### Request
Please render every line of the listing below as a Markdown table with two columns, Row and Line, numbering the rows and leaving out any blank lines.
— start —
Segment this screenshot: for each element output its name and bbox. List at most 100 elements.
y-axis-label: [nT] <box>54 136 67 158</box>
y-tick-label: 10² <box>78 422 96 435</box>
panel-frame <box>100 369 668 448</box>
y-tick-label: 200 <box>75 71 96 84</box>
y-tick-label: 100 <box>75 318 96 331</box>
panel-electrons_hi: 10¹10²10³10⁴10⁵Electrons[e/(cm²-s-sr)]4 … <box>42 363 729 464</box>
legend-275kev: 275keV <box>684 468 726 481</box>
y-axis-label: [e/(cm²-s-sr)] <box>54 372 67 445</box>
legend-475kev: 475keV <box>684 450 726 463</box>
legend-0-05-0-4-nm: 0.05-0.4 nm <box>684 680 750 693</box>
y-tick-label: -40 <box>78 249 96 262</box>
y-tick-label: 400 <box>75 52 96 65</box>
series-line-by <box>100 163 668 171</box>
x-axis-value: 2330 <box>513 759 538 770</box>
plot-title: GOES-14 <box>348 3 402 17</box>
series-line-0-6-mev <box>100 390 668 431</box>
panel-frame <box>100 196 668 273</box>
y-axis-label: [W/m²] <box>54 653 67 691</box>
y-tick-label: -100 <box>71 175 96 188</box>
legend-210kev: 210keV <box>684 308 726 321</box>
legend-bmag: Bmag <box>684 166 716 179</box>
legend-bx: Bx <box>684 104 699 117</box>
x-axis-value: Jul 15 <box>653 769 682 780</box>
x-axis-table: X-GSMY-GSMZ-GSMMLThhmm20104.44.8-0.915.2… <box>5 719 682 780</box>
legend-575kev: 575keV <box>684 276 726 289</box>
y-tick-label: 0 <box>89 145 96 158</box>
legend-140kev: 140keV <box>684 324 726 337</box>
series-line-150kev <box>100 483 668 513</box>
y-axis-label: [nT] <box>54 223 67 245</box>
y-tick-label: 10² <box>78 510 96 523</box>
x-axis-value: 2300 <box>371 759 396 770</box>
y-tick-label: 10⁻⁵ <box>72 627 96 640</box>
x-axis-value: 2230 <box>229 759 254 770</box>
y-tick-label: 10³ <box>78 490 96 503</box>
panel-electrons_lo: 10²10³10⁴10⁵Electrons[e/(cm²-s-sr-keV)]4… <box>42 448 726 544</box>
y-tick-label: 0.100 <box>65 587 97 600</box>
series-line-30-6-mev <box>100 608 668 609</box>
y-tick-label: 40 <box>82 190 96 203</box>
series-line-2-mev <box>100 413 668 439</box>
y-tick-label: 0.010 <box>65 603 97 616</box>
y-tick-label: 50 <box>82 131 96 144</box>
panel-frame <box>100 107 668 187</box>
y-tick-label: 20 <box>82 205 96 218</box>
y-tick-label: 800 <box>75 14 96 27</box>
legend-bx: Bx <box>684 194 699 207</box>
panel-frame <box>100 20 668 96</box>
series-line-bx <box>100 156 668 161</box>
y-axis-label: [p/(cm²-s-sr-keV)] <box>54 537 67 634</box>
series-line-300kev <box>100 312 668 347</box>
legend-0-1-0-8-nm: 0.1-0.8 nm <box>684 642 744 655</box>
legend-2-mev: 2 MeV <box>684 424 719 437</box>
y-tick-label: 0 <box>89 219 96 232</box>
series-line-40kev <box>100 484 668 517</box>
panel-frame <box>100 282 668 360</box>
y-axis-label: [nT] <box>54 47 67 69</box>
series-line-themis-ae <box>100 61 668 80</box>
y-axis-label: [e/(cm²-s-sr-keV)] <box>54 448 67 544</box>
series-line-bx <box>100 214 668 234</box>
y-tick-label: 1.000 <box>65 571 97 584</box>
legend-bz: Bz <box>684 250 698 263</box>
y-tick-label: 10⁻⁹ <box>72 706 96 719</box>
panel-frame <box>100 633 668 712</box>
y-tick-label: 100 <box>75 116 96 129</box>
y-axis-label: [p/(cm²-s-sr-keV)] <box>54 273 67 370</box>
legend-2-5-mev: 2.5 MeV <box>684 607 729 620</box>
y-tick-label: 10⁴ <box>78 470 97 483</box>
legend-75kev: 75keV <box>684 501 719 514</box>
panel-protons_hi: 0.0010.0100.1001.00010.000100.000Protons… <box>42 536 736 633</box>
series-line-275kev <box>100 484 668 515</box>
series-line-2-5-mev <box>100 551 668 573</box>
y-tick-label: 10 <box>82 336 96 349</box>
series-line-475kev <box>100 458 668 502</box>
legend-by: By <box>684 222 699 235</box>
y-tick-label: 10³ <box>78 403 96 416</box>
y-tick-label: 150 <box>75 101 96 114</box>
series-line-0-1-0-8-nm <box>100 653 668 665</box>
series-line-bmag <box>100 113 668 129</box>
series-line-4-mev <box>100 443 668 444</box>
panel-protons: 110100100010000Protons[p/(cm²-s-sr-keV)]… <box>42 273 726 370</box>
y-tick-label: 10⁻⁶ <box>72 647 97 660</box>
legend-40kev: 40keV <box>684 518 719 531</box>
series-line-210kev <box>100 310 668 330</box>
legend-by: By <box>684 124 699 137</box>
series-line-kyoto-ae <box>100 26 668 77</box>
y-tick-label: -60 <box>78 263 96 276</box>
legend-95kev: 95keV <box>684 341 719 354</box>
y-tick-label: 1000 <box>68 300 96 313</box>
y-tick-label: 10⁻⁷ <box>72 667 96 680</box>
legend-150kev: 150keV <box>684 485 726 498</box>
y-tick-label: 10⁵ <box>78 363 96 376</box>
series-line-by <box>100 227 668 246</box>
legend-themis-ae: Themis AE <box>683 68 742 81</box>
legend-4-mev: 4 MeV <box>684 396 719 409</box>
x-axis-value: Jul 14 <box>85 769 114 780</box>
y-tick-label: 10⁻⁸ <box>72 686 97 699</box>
— end —
### Solution for this task
| Row | Line |
|---|---|
| 1 | Segment this screenshot: for each element output its name and bbox. List at most 100 elements. |
| 2 | y-axis-label: [nT] <box>54 136 67 158</box> |
| 3 | y-tick-label: 10² <box>78 422 96 435</box> |
| 4 | panel-frame <box>100 369 668 448</box> |
| 5 | y-tick-label: 200 <box>75 71 96 84</box> |
| 6 | y-tick-label: 100 <box>75 318 96 331</box> |
| 7 | panel-electrons_hi: 10¹10²10³10⁴10⁵Electrons[e/(cm²-s-sr)]4 … <box>42 363 729 464</box> |
| 8 | legend-275kev: 275keV <box>684 468 726 481</box> |
| 9 | y-axis-label: [e/(cm²-s-sr)] <box>54 372 67 445</box> |
| 10 | legend-475kev: 475keV <box>684 450 726 463</box> |
| 11 | legend-0-05-0-4-nm: 0.05-0.4 nm <box>684 680 750 693</box> |
| 12 | y-tick-label: -40 <box>78 249 96 262</box> |
| 13 | y-tick-label: 400 <box>75 52 96 65</box> |
| 14 | series-line-by <box>100 163 668 171</box> |
| 15 | x-axis-value: 2330 <box>513 759 538 770</box> |
| 16 | plot-title: GOES-14 <box>348 3 402 17</box> |
| 17 | series-line-0-6-mev <box>100 390 668 431</box> |
| 18 | panel-frame <box>100 196 668 273</box> |
| 19 | y-axis-label: [W/m²] <box>54 653 67 691</box> |
| 20 | y-tick-label: -100 <box>71 175 96 188</box> |
| 21 | legend-210kev: 210keV <box>684 308 726 321</box> |
| 22 | legend-bmag: Bmag <box>684 166 716 179</box> |
| 23 | legend-bx: Bx <box>684 104 699 117</box> |
| 24 | x-axis-value: Jul 15 <box>653 769 682 780</box> |
| 25 | x-axis-table: X-GSMY-GSMZ-GSMMLThhmm20104.44.8-0.915.2… <box>5 719 682 780</box> |
| 26 | legend-575kev: 575keV <box>684 276 726 289</box> |
| 27 | y-tick-label: 0 <box>89 145 96 158</box> |
| 28 | legend-140kev: 140keV <box>684 324 726 337</box> |
| 29 | series-line-150kev <box>100 483 668 513</box> |
| 30 | y-axis-label: [nT] <box>54 223 67 245</box> |
| 31 | y-tick-label: 10² <box>78 510 96 523</box> |
| 32 | x-axis-value: 2300 <box>371 759 396 770</box> |
| 33 | y-tick-label: 10⁻⁵ <box>72 627 96 640</box> |
| 34 | x-axis-value: 2230 <box>229 759 254 770</box> |
| 35 | y-tick-label: 10³ <box>78 490 96 503</box> |
| 36 | panel-electrons_lo: 10²10³10⁴10⁵Electrons[e/(cm²-s-sr-keV)]4… <box>42 448 726 544</box> |
| 37 | y-tick-label: 0.100 <box>65 587 97 600</box> |
| 38 | series-line-30-6-mev <box>100 608 668 609</box> |
| 39 | y-tick-label: 40 <box>82 190 96 203</box> |
| 40 | series-line-2-mev <box>100 413 668 439</box> |
| 41 | y-tick-label: 0.010 <box>65 603 97 616</box> |
| 42 | y-tick-label: 50 <box>82 131 96 144</box> |
| 43 | panel-frame <box>100 107 668 187</box> |
| 44 | y-tick-label: 20 <box>82 205 96 218</box> |
| 45 | y-tick-label: 800 <box>75 14 96 27</box> |
| 46 | legend-bx: Bx <box>684 194 699 207</box> |
| 47 | panel-frame <box>100 20 668 96</box> |
| 48 | series-line-bx <box>100 156 668 161</box> |
| 49 | y-axis-label: [p/(cm²-s-sr-keV)] <box>54 537 67 634</box> |
| 50 | series-line-300kev <box>100 312 668 347</box> |
| 51 | legend-0-1-0-8-nm: 0.1-0.8 nm <box>684 642 744 655</box> |
| 52 | legend-2-mev: 2 MeV <box>684 424 719 437</box> |
| 53 | y-tick-label: 0 <box>89 219 96 232</box> |
| 54 | series-line-40kev <box>100 484 668 517</box> |
| 55 | panel-frame <box>100 282 668 360</box> |
| 56 | y-axis-label: [nT] <box>54 47 67 69</box> |
| 57 | series-line-themis-ae <box>100 61 668 80</box> |
| 58 | y-axis-label: [e/(cm²-s-sr-keV)] <box>54 448 67 544</box> |
| 59 | series-line-bx <box>100 214 668 234</box> |
| 60 | y-tick-label: 1.000 <box>65 571 97 584</box> |
| 61 | legend-bz: Bz <box>684 250 698 263</box> |
| 62 | y-tick-label: 10⁻⁹ <box>72 706 96 719</box> |
| 63 | panel-frame <box>100 633 668 712</box> |
| 64 | y-tick-label: 100 <box>75 116 96 129</box> |
| 65 | y-axis-label: [p/(cm²-s-sr-keV)] <box>54 273 67 370</box> |
| 66 | legend-2-5-mev: 2.5 MeV <box>684 607 729 620</box> |
| 67 | y-tick-label: 10⁴ <box>78 470 97 483</box> |
| 68 | legend-75kev: 75keV <box>684 501 719 514</box> |
| 69 | panel-protons_hi: 0.0010.0100.1001.00010.000100.000Protons… <box>42 536 736 633</box> |
| 70 | series-line-275kev <box>100 484 668 515</box> |
| 71 | series-line-2-5-mev <box>100 551 668 573</box> |
| 72 | y-tick-label: 10 <box>82 336 96 349</box> |
| 73 | series-line-475kev <box>100 458 668 502</box> |
| 74 | legend-by: By <box>684 222 699 235</box> |
| 75 | y-tick-label: 10³ <box>78 403 96 416</box> |
| 76 | y-tick-label: 150 <box>75 101 96 114</box> |
| 77 | series-line-0-1-0-8-nm <box>100 653 668 665</box> |
| 78 | series-line-bmag <box>100 113 668 129</box> |
| 79 | series-line-4-mev <box>100 443 668 444</box> |
| 80 | panel-protons: 110100100010000Protons[p/(cm²-s-sr-keV)]… <box>42 273 726 370</box> |
| 81 | y-tick-label: 10⁻⁶ <box>72 647 97 660</box> |
| 82 | legend-40kev: 40keV <box>684 518 719 531</box> |
| 83 | series-line-210kev <box>100 310 668 330</box> |
| 84 | legend-by: By <box>684 124 699 137</box> |
| 85 | series-line-kyoto-ae <box>100 26 668 77</box> |
| 86 | y-tick-label: -60 <box>78 263 96 276</box> |
| 87 | legend-95kev: 95keV <box>684 341 719 354</box> |
| 88 | y-tick-label: 1000 <box>68 300 96 313</box> |
| 89 | y-tick-label: 10⁻⁷ <box>72 667 96 680</box> |
| 90 | legend-150kev: 150keV <box>684 485 726 498</box> |
| 91 | y-tick-label: 10⁵ <box>78 363 96 376</box> |
| 92 | series-line-by <box>100 227 668 246</box> |
| 93 | legend-themis-ae: Themis AE <box>683 68 742 81</box> |
| 94 | legend-4-mev: 4 MeV <box>684 396 719 409</box> |
| 95 | x-axis-value: Jul 14 <box>85 769 114 780</box> |
| 96 | y-tick-label: 10⁻⁸ <box>72 686 97 699</box> |